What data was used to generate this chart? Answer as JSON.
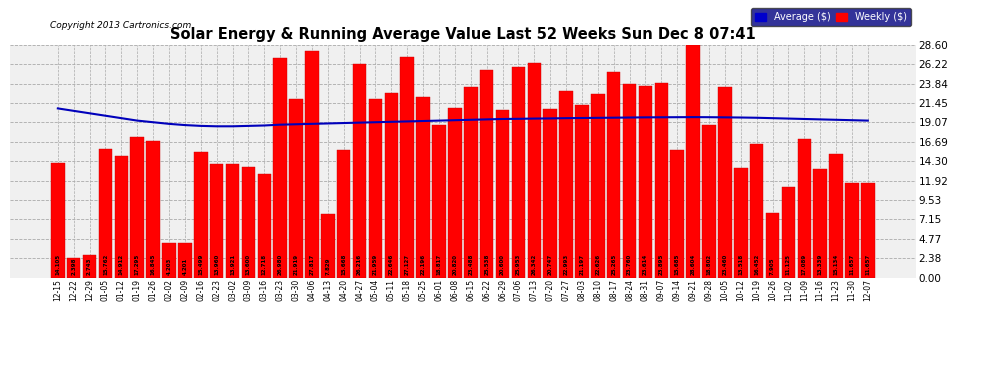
{
  "title": "Solar Energy & Running Average Value Last 52 Weeks Sun Dec 8 07:41",
  "copyright": "Copyright 2013 Cartronics.com",
  "bar_color": "#ff0000",
  "avg_line_color": "#0000bb",
  "background_color": "#ffffff",
  "plot_bg_color": "#f0f0f0",
  "grid_color": "#aaaaaa",
  "yticks": [
    0.0,
    2.38,
    4.77,
    7.15,
    9.53,
    11.92,
    14.3,
    16.69,
    19.07,
    21.45,
    23.84,
    26.22,
    28.6
  ],
  "ylim": [
    0.0,
    28.6
  ],
  "legend_labels": [
    "Average ($)",
    "Weekly ($)"
  ],
  "legend_colors": [
    "#0000cc",
    "#ff0000"
  ],
  "legend_bg": "#000080",
  "categories": [
    "12-15",
    "12-22",
    "12-29",
    "01-05",
    "01-12",
    "01-19",
    "01-26",
    "02-02",
    "02-09",
    "02-16",
    "02-23",
    "03-02",
    "03-09",
    "03-16",
    "03-23",
    "03-30",
    "04-06",
    "04-13",
    "04-20",
    "04-27",
    "05-04",
    "05-11",
    "05-18",
    "05-25",
    "06-01",
    "06-08",
    "06-15",
    "06-22",
    "06-29",
    "07-06",
    "07-13",
    "07-20",
    "07-27",
    "08-03",
    "08-10",
    "08-17",
    "08-24",
    "08-31",
    "09-07",
    "09-14",
    "09-21",
    "09-28",
    "10-05",
    "10-12",
    "10-19",
    "10-26",
    "11-02",
    "11-09",
    "11-16",
    "11-23",
    "11-30",
    "12-07"
  ],
  "bar_values": [
    14.105,
    2.398,
    2.743,
    15.762,
    14.912,
    17.295,
    16.845,
    4.203,
    4.201,
    15.499,
    13.96,
    13.921,
    13.6,
    12.718,
    26.98,
    21.919,
    27.817,
    7.829,
    15.668,
    26.216,
    21.959,
    22.646,
    27.127,
    22.196,
    18.817,
    20.82,
    23.488,
    25.538,
    20.6,
    25.953,
    26.342,
    20.747,
    22.993,
    21.197,
    22.626,
    25.265,
    23.76,
    23.614,
    23.895,
    15.685,
    28.604,
    18.802,
    23.46,
    13.518,
    16.452,
    7.905,
    11.125,
    17.089,
    13.339,
    15.134,
    11.657,
    11.657
  ],
  "avg_values": [
    20.8,
    20.5,
    20.2,
    19.9,
    19.6,
    19.3,
    19.1,
    18.9,
    18.75,
    18.65,
    18.6,
    18.6,
    18.65,
    18.7,
    18.8,
    18.85,
    18.9,
    18.95,
    19.0,
    19.05,
    19.1,
    19.15,
    19.2,
    19.25,
    19.3,
    19.35,
    19.4,
    19.45,
    19.5,
    19.52,
    19.55,
    19.57,
    19.6,
    19.62,
    19.64,
    19.66,
    19.68,
    19.7,
    19.71,
    19.72,
    19.73,
    19.72,
    19.7,
    19.68,
    19.65,
    19.6,
    19.55,
    19.5,
    19.45,
    19.4,
    19.35,
    19.3
  ]
}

────────

## WHAT NEEDS TO BE DONE:
Except for the pictures, copy every line of the records above exactly.

## PROBLEM SOLUTION:
What data was used to generate this chart? Answer as JSON.
{
  "title": "Solar Energy & Running Average Value Last 52 Weeks Sun Dec 8 07:41",
  "copyright": "Copyright 2013 Cartronics.com",
  "bar_color": "#ff0000",
  "avg_line_color": "#0000bb",
  "background_color": "#ffffff",
  "plot_bg_color": "#f0f0f0",
  "grid_color": "#aaaaaa",
  "yticks": [
    0.0,
    2.38,
    4.77,
    7.15,
    9.53,
    11.92,
    14.3,
    16.69,
    19.07,
    21.45,
    23.84,
    26.22,
    28.6
  ],
  "ylim": [
    0.0,
    28.6
  ],
  "legend_labels": [
    "Average ($)",
    "Weekly ($)"
  ],
  "legend_colors": [
    "#0000cc",
    "#ff0000"
  ],
  "legend_bg": "#000080",
  "categories": [
    "12-15",
    "12-22",
    "12-29",
    "01-05",
    "01-12",
    "01-19",
    "01-26",
    "02-02",
    "02-09",
    "02-16",
    "02-23",
    "03-02",
    "03-09",
    "03-16",
    "03-23",
    "03-30",
    "04-06",
    "04-13",
    "04-20",
    "04-27",
    "05-04",
    "05-11",
    "05-18",
    "05-25",
    "06-01",
    "06-08",
    "06-15",
    "06-22",
    "06-29",
    "07-06",
    "07-13",
    "07-20",
    "07-27",
    "08-03",
    "08-10",
    "08-17",
    "08-24",
    "08-31",
    "09-07",
    "09-14",
    "09-21",
    "09-28",
    "10-05",
    "10-12",
    "10-19",
    "10-26",
    "11-02",
    "11-09",
    "11-16",
    "11-23",
    "11-30",
    "12-07"
  ],
  "bar_values": [
    14.105,
    2.398,
    2.743,
    15.762,
    14.912,
    17.295,
    16.845,
    4.203,
    4.201,
    15.499,
    13.96,
    13.921,
    13.6,
    12.718,
    26.98,
    21.919,
    27.817,
    7.829,
    15.668,
    26.216,
    21.959,
    22.646,
    27.127,
    22.196,
    18.817,
    20.82,
    23.488,
    25.538,
    20.6,
    25.953,
    26.342,
    20.747,
    22.993,
    21.197,
    22.626,
    25.265,
    23.76,
    23.614,
    23.895,
    15.685,
    28.604,
    18.802,
    23.46,
    13.518,
    16.452,
    7.905,
    11.125,
    17.089,
    13.339,
    15.134,
    11.657,
    11.657
  ],
  "avg_values": [
    20.8,
    20.5,
    20.2,
    19.9,
    19.6,
    19.3,
    19.1,
    18.9,
    18.75,
    18.65,
    18.6,
    18.6,
    18.65,
    18.7,
    18.8,
    18.85,
    18.9,
    18.95,
    19.0,
    19.05,
    19.1,
    19.15,
    19.2,
    19.25,
    19.3,
    19.35,
    19.4,
    19.45,
    19.5,
    19.52,
    19.55,
    19.57,
    19.6,
    19.62,
    19.64,
    19.66,
    19.68,
    19.7,
    19.71,
    19.72,
    19.73,
    19.72,
    19.7,
    19.68,
    19.65,
    19.6,
    19.55,
    19.5,
    19.45,
    19.4,
    19.35,
    19.3
  ]
}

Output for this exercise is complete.